[Source data]
%%

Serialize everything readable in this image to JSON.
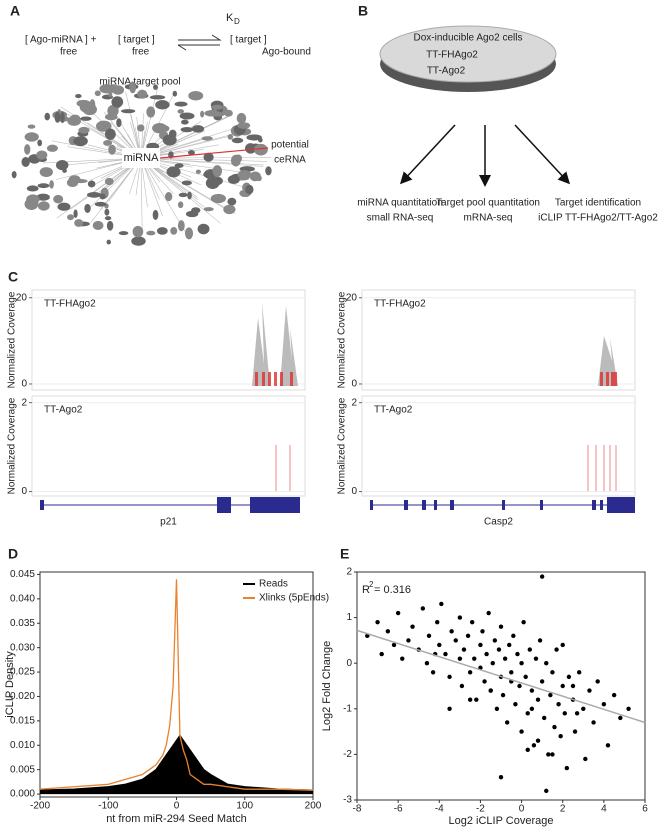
{
  "panel_labels": [
    "A",
    "B",
    "C",
    "D",
    "E"
  ],
  "panel_a": {
    "free_complex": "[ Ago-miRNA ] +",
    "free_complex_sub": "free",
    "target": "[ target ]",
    "target_sub": "free",
    "kd": "K",
    "kd_sub": "D",
    "bound": "[ target ]",
    "bound_sub": "Ago-bound",
    "pool_label": "miRNA target pool",
    "center_label": "miRNA",
    "cerna": [
      "potential",
      "ceRNA"
    ]
  },
  "panel_b": {
    "cells": [
      "Dox-inducible Ago2 cells",
      "TT-FHAgo2",
      "TT-Ago2"
    ],
    "outputs": [
      [
        "miRNA quantitation",
        "small RNA-seq"
      ],
      [
        "Target pool quantitation",
        "mRNA-seq"
      ],
      [
        "Target identification",
        "iCLIP TT-FHAgo2/TT-Ago2"
      ]
    ]
  },
  "panel_c": {
    "ylabel": "Normalized Coverage",
    "genes": [
      {
        "name": "p21",
        "tracks": [
          {
            "name": "TT-FHAgo2",
            "ylim": [
              -1.4,
              21.8
            ],
            "yticks": [
              0,
              20
            ]
          },
          {
            "name": "TT-Ago2",
            "ylim": [
              -0.1,
              2.15
            ],
            "yticks": [
              0,
              2
            ]
          }
        ]
      },
      {
        "name": "Casp2",
        "tracks": [
          {
            "name": "TT-FHAgo2",
            "ylim": [
              -1.4,
              21.8
            ],
            "yticks": [
              0,
              20
            ]
          },
          {
            "name": "TT-Ago2",
            "ylim": [
              -0.1,
              2.15
            ],
            "yticks": [
              0,
              2
            ]
          }
        ]
      }
    ]
  },
  "chart_data": [
    {
      "type": "line",
      "xlabel": "nt from miR-294 Seed Match",
      "ylabel": "iCLIP Density",
      "legend": "upper right",
      "x": [
        -200,
        -150,
        -100,
        -75,
        -50,
        -40,
        -30,
        -20,
        -15,
        -10,
        -5,
        0,
        5,
        10,
        15,
        20,
        30,
        40,
        50,
        75,
        100,
        150,
        200
      ],
      "series": [
        {
          "name": "Reads",
          "color": "#000000",
          "fill": true,
          "values": [
            0.0008,
            0.001,
            0.0015,
            0.002,
            0.003,
            0.004,
            0.005,
            0.007,
            0.008,
            0.009,
            0.01,
            0.011,
            0.012,
            0.011,
            0.01,
            0.009,
            0.007,
            0.005,
            0.004,
            0.002,
            0.0015,
            0.001,
            0.0008
          ]
        },
        {
          "name": "Xlinks (5pEnds)",
          "color": "#e8822e",
          "fill": false,
          "values": [
            0.001,
            0.0015,
            0.002,
            0.003,
            0.004,
            0.005,
            0.006,
            0.008,
            0.01,
            0.014,
            0.022,
            0.044,
            0.012,
            0.009,
            0.007,
            0.004,
            0.003,
            0.002,
            0.002,
            0.0015,
            0.001,
            0.001,
            0.0008
          ]
        }
      ],
      "xlim": [
        -200,
        200
      ],
      "xticks": [
        -200,
        -100,
        0,
        100,
        200
      ],
      "ylim": [
        -0.0006,
        0.0455
      ],
      "yticks": [
        {
          "value": 0,
          "label": "0.000"
        },
        {
          "value": 0.005,
          "label": "0.005"
        },
        {
          "value": 0.01,
          "label": "0.010"
        },
        {
          "value": 0.015,
          "label": "0.015"
        },
        {
          "value": 0.02,
          "label": "0.020"
        },
        {
          "value": 0.025,
          "label": "0.025"
        },
        {
          "value": 0.03,
          "label": "0.030"
        },
        {
          "value": 0.035,
          "label": "0.035"
        },
        {
          "value": 0.04,
          "label": "0.040"
        },
        {
          "value": 0.045,
          "label": "0.045"
        }
      ]
    },
    {
      "type": "scatter",
      "xlabel": "Log2 iCLIP Coverage",
      "ylabel": "Log2 Fold Change",
      "color": "#000000",
      "annotation": {
        "base": "R",
        "sup": "2",
        "text": "= 0.316"
      },
      "x": [
        -7.5,
        -7,
        -6.8,
        -6.5,
        -6.2,
        -6,
        -5.8,
        -5.5,
        -5.3,
        -5,
        -4.8,
        -4.6,
        -4.5,
        -4.3,
        -4.1,
        -4,
        -3.9,
        -3.7,
        -3.5,
        -3.4,
        -3.2,
        -3,
        -3,
        -2.9,
        -2.8,
        -2.6,
        -2.5,
        -2.4,
        -2.3,
        -2.2,
        -2,
        -2,
        -1.9,
        -1.8,
        -1.7,
        -1.6,
        -1.5,
        -1.4,
        -1.3,
        -1.2,
        -1.1,
        -1,
        -1,
        -0.9,
        -0.8,
        -0.7,
        -0.6,
        -0.5,
        -0.4,
        -0.3,
        -0.2,
        -0.1,
        0,
        0,
        0.1,
        0.2,
        0.3,
        0.4,
        0.5,
        0.6,
        0.7,
        0.8,
        0.9,
        1,
        1,
        1.1,
        1.2,
        1.3,
        1.4,
        1.5,
        1.6,
        1.7,
        1.8,
        1.9,
        2,
        2,
        2.1,
        2.2,
        2.3,
        2.5,
        2.6,
        2.8,
        3,
        3.1,
        3.3,
        3.5,
        3.7,
        4,
        4.2,
        4.5,
        4.8,
        5.2,
        -3.5,
        -2.5,
        -1.5,
        -0.5,
        0.5,
        1.5,
        2.5,
        1.2,
        0.8,
        -4.2,
        -1,
        0.3,
        2.7
      ],
      "values": [
        0.6,
        0.9,
        0.2,
        0.7,
        0.4,
        1.1,
        0.1,
        0.5,
        0.8,
        0.3,
        1.2,
        0,
        0.6,
        -0.2,
        0.9,
        0.4,
        1.3,
        0.2,
        -0.3,
        0.7,
        0.5,
        0.1,
        1.0,
        -0.5,
        0.3,
        0.6,
        -0.2,
        0.9,
        0.1,
        -0.8,
        0.4,
        -0.1,
        0.7,
        -0.4,
        0.2,
        1.1,
        -0.6,
        0,
        0.5,
        -1.0,
        0.3,
        -0.3,
        0.8,
        -0.7,
        0.1,
        -1.3,
        0.4,
        -0.2,
        0.6,
        -0.9,
        0.2,
        -0.5,
        0,
        -1.5,
        0.9,
        -0.3,
        -1.1,
        0.3,
        -0.6,
        -1.8,
        0.1,
        -0.8,
        0.5,
        -0.4,
        1.9,
        -1.2,
        0,
        -2.0,
        -0.7,
        -0.2,
        -1.4,
        0.3,
        -0.9,
        -1.6,
        -0.5,
        0.4,
        -1.1,
        -2.3,
        -0.3,
        -0.8,
        -1.5,
        -0.2,
        -1.0,
        -2.1,
        -0.6,
        -1.3,
        -0.4,
        -0.9,
        -1.8,
        -0.7,
        -1.2,
        -1.0,
        -1.0,
        -0.8,
        -0.6,
        -0.4,
        -1.0,
        -2.0,
        -0.5,
        -2.8,
        -1.7,
        0.2,
        -2.5,
        -1.9,
        -1.1
      ],
      "fit": {
        "x": [
          -8,
          6
        ],
        "values": [
          0.72,
          -1.3
        ],
        "color": "#aaaaaa"
      },
      "xlim": [
        -8,
        6
      ],
      "xticks": [
        -8,
        -6,
        -4,
        -2,
        0,
        2,
        4,
        6
      ],
      "ylim": [
        -3,
        2
      ],
      "yticks": [
        -3,
        -2,
        -1,
        0,
        1,
        2
      ]
    }
  ]
}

%%

§ Task details
The entries above need to be printed again exactly; please exclude all pictures.

§ Solution
Serialize everything readable in this image to JSON.
{
  "panel_labels": [
    "A",
    "B",
    "C",
    "D",
    "E"
  ],
  "panel_a": {
    "free_complex": "[ Ago-miRNA ] +",
    "free_complex_sub": "free",
    "target": "[ target ]",
    "target_sub": "free",
    "kd": "K",
    "kd_sub": "D",
    "bound": "[ target ]",
    "bound_sub": "Ago-bound",
    "pool_label": "miRNA target pool",
    "center_label": "miRNA",
    "cerna": [
      "potential",
      "ceRNA"
    ]
  },
  "panel_b": {
    "cells": [
      "Dox-inducible Ago2 cells",
      "TT-FHAgo2",
      "TT-Ago2"
    ],
    "outputs": [
      [
        "miRNA quantitation",
        "small RNA-seq"
      ],
      [
        "Target pool quantitation",
        "mRNA-seq"
      ],
      [
        "Target identification",
        "iCLIP TT-FHAgo2/TT-Ago2"
      ]
    ]
  },
  "panel_c": {
    "ylabel": "Normalized Coverage",
    "genes": [
      {
        "name": "p21",
        "tracks": [
          {
            "name": "TT-FHAgo2",
            "ylim": [
              -1.4,
              21.8
            ],
            "yticks": [
              0,
              20
            ]
          },
          {
            "name": "TT-Ago2",
            "ylim": [
              -0.1,
              2.15
            ],
            "yticks": [
              0,
              2
            ]
          }
        ]
      },
      {
        "name": "Casp2",
        "tracks": [
          {
            "name": "TT-FHAgo2",
            "ylim": [
              -1.4,
              21.8
            ],
            "yticks": [
              0,
              20
            ]
          },
          {
            "name": "TT-Ago2",
            "ylim": [
              -0.1,
              2.15
            ],
            "yticks": [
              0,
              2
            ]
          }
        ]
      }
    ]
  },
  "chart_data": [
    {
      "type": "line",
      "xlabel": "nt from miR-294 Seed Match",
      "ylabel": "iCLIP Density",
      "legend": "upper right",
      "x": [
        -200,
        -150,
        -100,
        -75,
        -50,
        -40,
        -30,
        -20,
        -15,
        -10,
        -5,
        0,
        5,
        10,
        15,
        20,
        30,
        40,
        50,
        75,
        100,
        150,
        200
      ],
      "series": [
        {
          "name": "Reads",
          "color": "#000000",
          "fill": true,
          "values": [
            0.0008,
            0.001,
            0.0015,
            0.002,
            0.003,
            0.004,
            0.005,
            0.007,
            0.008,
            0.009,
            0.01,
            0.011,
            0.012,
            0.011,
            0.01,
            0.009,
            0.007,
            0.005,
            0.004,
            0.002,
            0.0015,
            0.001,
            0.0008
          ]
        },
        {
          "name": "Xlinks (5pEnds)",
          "color": "#e8822e",
          "fill": false,
          "values": [
            0.001,
            0.0015,
            0.002,
            0.003,
            0.004,
            0.005,
            0.006,
            0.008,
            0.01,
            0.014,
            0.022,
            0.044,
            0.012,
            0.009,
            0.007,
            0.004,
            0.003,
            0.002,
            0.002,
            0.0015,
            0.001,
            0.001,
            0.0008
          ]
        }
      ],
      "xlim": [
        -200,
        200
      ],
      "xticks": [
        -200,
        -100,
        0,
        100,
        200
      ],
      "ylim": [
        -0.0006,
        0.0455
      ],
      "yticks": [
        {
          "value": 0,
          "label": "0.000"
        },
        {
          "value": 0.005,
          "label": "0.005"
        },
        {
          "value": 0.01,
          "label": "0.010"
        },
        {
          "value": 0.015,
          "label": "0.015"
        },
        {
          "value": 0.02,
          "label": "0.020"
        },
        {
          "value": 0.025,
          "label": "0.025"
        },
        {
          "value": 0.03,
          "label": "0.030"
        },
        {
          "value": 0.035,
          "label": "0.035"
        },
        {
          "value": 0.04,
          "label": "0.040"
        },
        {
          "value": 0.045,
          "label": "0.045"
        }
      ]
    },
    {
      "type": "scatter",
      "xlabel": "Log2 iCLIP Coverage",
      "ylabel": "Log2 Fold Change",
      "color": "#000000",
      "annotation": {
        "base": "R",
        "sup": "2",
        "text": "= 0.316"
      },
      "x": [
        -7.5,
        -7,
        -6.8,
        -6.5,
        -6.2,
        -6,
        -5.8,
        -5.5,
        -5.3,
        -5,
        -4.8,
        -4.6,
        -4.5,
        -4.3,
        -4.1,
        -4,
        -3.9,
        -3.7,
        -3.5,
        -3.4,
        -3.2,
        -3,
        -3,
        -2.9,
        -2.8,
        -2.6,
        -2.5,
        -2.4,
        -2.3,
        -2.2,
        -2,
        -2,
        -1.9,
        -1.8,
        -1.7,
        -1.6,
        -1.5,
        -1.4,
        -1.3,
        -1.2,
        -1.1,
        -1,
        -1,
        -0.9,
        -0.8,
        -0.7,
        -0.6,
        -0.5,
        -0.4,
        -0.3,
        -0.2,
        -0.1,
        0,
        0,
        0.1,
        0.2,
        0.3,
        0.4,
        0.5,
        0.6,
        0.7,
        0.8,
        0.9,
        1,
        1,
        1.1,
        1.2,
        1.3,
        1.4,
        1.5,
        1.6,
        1.7,
        1.8,
        1.9,
        2,
        2,
        2.1,
        2.2,
        2.3,
        2.5,
        2.6,
        2.8,
        3,
        3.1,
        3.3,
        3.5,
        3.7,
        4,
        4.2,
        4.5,
        4.8,
        5.2,
        -3.5,
        -2.5,
        -1.5,
        -0.5,
        0.5,
        1.5,
        2.5,
        1.2,
        0.8,
        -4.2,
        -1,
        0.3,
        2.7
      ],
      "values": [
        0.6,
        0.9,
        0.2,
        0.7,
        0.4,
        1.1,
        0.1,
        0.5,
        0.8,
        0.3,
        1.2,
        0,
        0.6,
        -0.2,
        0.9,
        0.4,
        1.3,
        0.2,
        -0.3,
        0.7,
        0.5,
        0.1,
        1.0,
        -0.5,
        0.3,
        0.6,
        -0.2,
        0.9,
        0.1,
        -0.8,
        0.4,
        -0.1,
        0.7,
        -0.4,
        0.2,
        1.1,
        -0.6,
        0,
        0.5,
        -1.0,
        0.3,
        -0.3,
        0.8,
        -0.7,
        0.1,
        -1.3,
        0.4,
        -0.2,
        0.6,
        -0.9,
        0.2,
        -0.5,
        0,
        -1.5,
        0.9,
        -0.3,
        -1.1,
        0.3,
        -0.6,
        -1.8,
        0.1,
        -0.8,
        0.5,
        -0.4,
        1.9,
        -1.2,
        0,
        -2.0,
        -0.7,
        -0.2,
        -1.4,
        0.3,
        -0.9,
        -1.6,
        -0.5,
        0.4,
        -1.1,
        -2.3,
        -0.3,
        -0.8,
        -1.5,
        -0.2,
        -1.0,
        -2.1,
        -0.6,
        -1.3,
        -0.4,
        -0.9,
        -1.8,
        -0.7,
        -1.2,
        -1.0,
        -1.0,
        -0.8,
        -0.6,
        -0.4,
        -1.0,
        -2.0,
        -0.5,
        -2.8,
        -1.7,
        0.2,
        -2.5,
        -1.9,
        -1.1
      ],
      "fit": {
        "x": [
          -8,
          6
        ],
        "values": [
          0.72,
          -1.3
        ],
        "color": "#aaaaaa"
      },
      "xlim": [
        -8,
        6
      ],
      "xticks": [
        -8,
        -6,
        -4,
        -2,
        0,
        2,
        4,
        6
      ],
      "ylim": [
        -3,
        2
      ],
      "yticks": [
        -3,
        -2,
        -1,
        0,
        1,
        2
      ]
    }
  ]
}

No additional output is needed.